::: MATERIAL SUPPLIED :::

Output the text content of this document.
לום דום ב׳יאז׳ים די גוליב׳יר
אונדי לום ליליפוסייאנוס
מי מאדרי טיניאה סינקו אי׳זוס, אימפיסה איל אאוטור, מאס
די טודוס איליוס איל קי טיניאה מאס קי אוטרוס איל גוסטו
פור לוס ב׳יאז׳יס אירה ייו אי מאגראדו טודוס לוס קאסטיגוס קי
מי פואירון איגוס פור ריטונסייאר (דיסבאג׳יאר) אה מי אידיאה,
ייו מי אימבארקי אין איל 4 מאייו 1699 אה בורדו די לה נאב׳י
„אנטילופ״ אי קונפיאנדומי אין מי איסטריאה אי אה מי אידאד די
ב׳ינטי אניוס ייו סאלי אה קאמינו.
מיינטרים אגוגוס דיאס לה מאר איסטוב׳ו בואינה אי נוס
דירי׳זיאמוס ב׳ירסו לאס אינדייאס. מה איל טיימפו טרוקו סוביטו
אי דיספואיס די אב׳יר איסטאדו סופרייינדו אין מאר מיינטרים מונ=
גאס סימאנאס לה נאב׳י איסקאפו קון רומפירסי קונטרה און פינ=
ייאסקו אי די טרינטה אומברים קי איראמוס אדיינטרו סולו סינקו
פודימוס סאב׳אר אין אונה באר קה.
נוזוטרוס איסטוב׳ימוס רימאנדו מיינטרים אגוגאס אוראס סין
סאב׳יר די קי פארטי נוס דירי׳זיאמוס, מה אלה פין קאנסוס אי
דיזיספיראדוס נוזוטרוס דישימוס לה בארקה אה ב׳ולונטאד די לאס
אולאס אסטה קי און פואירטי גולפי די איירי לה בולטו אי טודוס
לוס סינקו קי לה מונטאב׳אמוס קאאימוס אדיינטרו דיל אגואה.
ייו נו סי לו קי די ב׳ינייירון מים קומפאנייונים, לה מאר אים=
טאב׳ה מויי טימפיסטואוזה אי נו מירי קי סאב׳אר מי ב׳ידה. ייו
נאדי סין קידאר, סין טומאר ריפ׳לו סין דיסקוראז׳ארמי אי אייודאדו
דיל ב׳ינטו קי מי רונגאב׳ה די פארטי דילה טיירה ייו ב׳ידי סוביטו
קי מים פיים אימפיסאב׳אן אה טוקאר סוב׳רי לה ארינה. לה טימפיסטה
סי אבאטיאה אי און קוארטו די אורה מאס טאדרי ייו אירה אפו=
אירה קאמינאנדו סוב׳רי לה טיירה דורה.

:::

(YOUR TASK) Copy every line of the entries above in which "טודוס" occurs.

(FINISHED EXERCISE)
די טודוס איליוס איל קי טיניאה מאס קי אוטרוס איל גוסטו
פור לוס ב׳יאז׳יס אירה ייו אי מאגראדו טודוס לוס קאסטיגוס קי
אולאס אסטה קי און פואירטי גולפי די איירי לה בולטו אי טודוס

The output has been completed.